Records from a collection of figures
——————

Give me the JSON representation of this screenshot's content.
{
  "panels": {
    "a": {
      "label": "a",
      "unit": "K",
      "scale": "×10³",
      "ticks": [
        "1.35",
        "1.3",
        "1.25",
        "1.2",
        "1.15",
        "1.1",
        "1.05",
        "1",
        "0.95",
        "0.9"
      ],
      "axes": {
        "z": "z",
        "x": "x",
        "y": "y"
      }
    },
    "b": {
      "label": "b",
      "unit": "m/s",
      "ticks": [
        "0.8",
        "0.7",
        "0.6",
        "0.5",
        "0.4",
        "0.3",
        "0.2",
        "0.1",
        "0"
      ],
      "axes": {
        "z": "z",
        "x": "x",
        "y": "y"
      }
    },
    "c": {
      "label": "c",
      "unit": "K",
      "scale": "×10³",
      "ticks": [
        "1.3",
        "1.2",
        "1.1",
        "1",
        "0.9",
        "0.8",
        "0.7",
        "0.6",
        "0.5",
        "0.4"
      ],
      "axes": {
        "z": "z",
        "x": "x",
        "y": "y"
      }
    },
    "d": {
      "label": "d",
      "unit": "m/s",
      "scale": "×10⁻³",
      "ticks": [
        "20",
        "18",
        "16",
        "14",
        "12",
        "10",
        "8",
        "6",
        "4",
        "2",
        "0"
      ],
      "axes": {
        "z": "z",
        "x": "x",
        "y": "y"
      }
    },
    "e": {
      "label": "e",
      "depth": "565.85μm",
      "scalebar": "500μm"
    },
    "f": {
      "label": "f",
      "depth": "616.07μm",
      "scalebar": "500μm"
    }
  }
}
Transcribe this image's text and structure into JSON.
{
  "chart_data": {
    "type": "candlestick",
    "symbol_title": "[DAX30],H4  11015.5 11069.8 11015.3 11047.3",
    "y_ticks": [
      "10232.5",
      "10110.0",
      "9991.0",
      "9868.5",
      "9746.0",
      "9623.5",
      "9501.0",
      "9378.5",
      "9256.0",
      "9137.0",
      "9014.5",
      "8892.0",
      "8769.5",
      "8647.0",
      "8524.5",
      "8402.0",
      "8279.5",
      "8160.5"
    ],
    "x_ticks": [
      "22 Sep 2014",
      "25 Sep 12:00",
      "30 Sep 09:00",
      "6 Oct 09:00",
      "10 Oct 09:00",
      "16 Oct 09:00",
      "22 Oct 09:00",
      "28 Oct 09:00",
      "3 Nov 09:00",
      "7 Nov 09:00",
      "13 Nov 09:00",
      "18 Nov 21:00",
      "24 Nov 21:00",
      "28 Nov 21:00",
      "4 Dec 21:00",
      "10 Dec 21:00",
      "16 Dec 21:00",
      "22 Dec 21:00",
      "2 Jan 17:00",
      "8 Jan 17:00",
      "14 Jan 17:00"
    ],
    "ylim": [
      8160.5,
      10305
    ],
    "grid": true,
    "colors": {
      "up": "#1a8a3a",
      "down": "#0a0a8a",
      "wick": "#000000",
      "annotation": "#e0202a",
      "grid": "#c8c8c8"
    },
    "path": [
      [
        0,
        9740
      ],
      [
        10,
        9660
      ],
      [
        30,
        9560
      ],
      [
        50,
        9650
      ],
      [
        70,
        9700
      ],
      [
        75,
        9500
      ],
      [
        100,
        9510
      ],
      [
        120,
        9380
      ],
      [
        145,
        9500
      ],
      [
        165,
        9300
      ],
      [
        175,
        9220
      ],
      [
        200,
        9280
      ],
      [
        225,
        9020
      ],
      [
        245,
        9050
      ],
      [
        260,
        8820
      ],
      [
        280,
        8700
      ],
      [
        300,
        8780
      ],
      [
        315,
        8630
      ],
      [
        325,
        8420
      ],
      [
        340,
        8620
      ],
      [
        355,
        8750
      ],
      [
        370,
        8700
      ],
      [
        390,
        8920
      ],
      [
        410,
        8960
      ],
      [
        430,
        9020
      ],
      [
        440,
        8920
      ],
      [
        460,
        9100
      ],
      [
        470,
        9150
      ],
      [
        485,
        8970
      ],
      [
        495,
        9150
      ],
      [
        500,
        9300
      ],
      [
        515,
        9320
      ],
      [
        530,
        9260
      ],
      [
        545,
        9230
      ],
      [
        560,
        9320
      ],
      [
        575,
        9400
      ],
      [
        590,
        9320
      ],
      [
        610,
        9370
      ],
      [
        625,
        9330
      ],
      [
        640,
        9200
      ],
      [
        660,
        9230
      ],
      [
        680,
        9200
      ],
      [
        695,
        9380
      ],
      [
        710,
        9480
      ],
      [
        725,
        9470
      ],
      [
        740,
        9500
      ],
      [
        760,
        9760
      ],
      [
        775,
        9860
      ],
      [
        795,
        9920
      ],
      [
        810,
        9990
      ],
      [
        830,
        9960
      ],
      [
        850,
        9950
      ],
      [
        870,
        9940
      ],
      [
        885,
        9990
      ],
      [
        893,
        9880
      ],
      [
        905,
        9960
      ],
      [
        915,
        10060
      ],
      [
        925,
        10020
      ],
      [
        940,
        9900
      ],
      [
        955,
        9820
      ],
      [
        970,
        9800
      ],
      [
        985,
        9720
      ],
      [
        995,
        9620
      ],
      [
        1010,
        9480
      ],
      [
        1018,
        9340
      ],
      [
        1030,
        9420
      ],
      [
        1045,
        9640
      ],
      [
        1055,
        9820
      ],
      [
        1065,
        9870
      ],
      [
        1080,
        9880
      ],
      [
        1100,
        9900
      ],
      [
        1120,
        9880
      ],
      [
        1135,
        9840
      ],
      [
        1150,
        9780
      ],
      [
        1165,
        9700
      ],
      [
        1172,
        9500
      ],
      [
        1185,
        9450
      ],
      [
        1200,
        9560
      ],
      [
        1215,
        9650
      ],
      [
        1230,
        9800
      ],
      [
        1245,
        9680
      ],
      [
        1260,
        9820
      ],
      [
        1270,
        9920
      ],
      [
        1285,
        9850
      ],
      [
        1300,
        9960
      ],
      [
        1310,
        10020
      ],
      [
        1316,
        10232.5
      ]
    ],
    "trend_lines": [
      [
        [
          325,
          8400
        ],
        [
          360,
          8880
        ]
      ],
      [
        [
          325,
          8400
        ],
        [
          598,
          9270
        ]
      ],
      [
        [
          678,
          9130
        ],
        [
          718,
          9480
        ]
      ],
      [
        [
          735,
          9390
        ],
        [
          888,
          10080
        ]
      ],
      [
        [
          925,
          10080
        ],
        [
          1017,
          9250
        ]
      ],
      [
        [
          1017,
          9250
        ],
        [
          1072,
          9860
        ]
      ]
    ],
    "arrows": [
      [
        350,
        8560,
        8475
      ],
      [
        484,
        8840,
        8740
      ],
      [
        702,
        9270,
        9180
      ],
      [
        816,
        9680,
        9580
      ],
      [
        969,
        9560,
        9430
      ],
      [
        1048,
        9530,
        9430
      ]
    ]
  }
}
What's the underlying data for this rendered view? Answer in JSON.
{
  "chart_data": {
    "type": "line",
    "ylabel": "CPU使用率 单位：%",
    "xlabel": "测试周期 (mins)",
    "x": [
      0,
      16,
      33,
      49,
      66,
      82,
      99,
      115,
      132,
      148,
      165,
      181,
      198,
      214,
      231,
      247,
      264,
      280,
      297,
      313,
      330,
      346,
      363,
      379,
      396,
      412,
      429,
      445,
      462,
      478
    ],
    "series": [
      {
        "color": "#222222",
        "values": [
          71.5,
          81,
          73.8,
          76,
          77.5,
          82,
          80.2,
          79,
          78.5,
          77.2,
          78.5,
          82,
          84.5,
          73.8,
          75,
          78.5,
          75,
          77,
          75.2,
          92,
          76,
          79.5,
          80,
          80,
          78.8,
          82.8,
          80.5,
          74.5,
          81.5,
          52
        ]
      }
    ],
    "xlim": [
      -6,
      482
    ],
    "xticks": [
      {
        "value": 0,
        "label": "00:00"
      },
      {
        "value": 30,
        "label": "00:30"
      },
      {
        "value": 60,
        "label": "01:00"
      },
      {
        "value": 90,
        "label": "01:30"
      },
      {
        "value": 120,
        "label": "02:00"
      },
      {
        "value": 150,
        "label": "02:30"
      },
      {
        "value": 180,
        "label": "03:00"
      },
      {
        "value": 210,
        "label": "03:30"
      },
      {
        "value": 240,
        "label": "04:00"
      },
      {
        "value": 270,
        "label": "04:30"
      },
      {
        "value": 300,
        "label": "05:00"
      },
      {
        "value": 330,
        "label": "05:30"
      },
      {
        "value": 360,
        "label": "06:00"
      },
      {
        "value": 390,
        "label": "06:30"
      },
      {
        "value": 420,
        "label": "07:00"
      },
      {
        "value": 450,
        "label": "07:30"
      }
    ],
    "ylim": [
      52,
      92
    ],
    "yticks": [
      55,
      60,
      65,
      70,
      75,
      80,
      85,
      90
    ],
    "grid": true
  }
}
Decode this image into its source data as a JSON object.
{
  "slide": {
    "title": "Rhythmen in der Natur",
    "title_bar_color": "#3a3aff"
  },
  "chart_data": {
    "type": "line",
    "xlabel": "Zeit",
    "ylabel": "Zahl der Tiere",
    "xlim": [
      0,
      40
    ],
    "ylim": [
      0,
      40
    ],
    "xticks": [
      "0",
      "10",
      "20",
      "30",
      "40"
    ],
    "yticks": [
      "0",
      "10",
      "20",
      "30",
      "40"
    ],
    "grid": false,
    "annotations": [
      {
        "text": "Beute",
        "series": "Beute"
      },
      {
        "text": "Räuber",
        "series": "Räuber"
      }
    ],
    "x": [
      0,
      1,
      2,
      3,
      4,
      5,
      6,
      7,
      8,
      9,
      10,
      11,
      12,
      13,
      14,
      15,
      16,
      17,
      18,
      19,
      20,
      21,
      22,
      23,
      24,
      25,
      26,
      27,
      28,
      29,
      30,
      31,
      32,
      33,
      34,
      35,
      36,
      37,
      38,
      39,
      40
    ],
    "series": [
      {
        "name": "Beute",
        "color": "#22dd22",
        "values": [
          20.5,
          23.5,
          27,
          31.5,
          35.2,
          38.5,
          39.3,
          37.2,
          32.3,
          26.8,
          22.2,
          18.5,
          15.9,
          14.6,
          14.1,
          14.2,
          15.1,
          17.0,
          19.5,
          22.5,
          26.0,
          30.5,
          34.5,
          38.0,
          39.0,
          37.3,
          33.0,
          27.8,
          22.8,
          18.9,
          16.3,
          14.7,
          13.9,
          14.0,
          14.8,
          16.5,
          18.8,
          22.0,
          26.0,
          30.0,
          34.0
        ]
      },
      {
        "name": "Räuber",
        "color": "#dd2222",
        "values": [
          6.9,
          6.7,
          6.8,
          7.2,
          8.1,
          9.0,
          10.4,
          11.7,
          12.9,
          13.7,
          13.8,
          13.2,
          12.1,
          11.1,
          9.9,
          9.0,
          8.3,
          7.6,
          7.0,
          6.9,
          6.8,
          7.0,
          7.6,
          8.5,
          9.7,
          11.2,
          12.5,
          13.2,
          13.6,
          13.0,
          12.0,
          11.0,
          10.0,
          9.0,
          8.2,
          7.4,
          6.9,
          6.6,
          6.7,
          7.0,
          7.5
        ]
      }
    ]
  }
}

——————

#### What you have to do
Every line of the listing that holds "ylabel" should be found and copied.

#### Result for this exercise
    "ylabel": "CPU使用率 单位：%",
    "ylabel": "Zahl der Tiere",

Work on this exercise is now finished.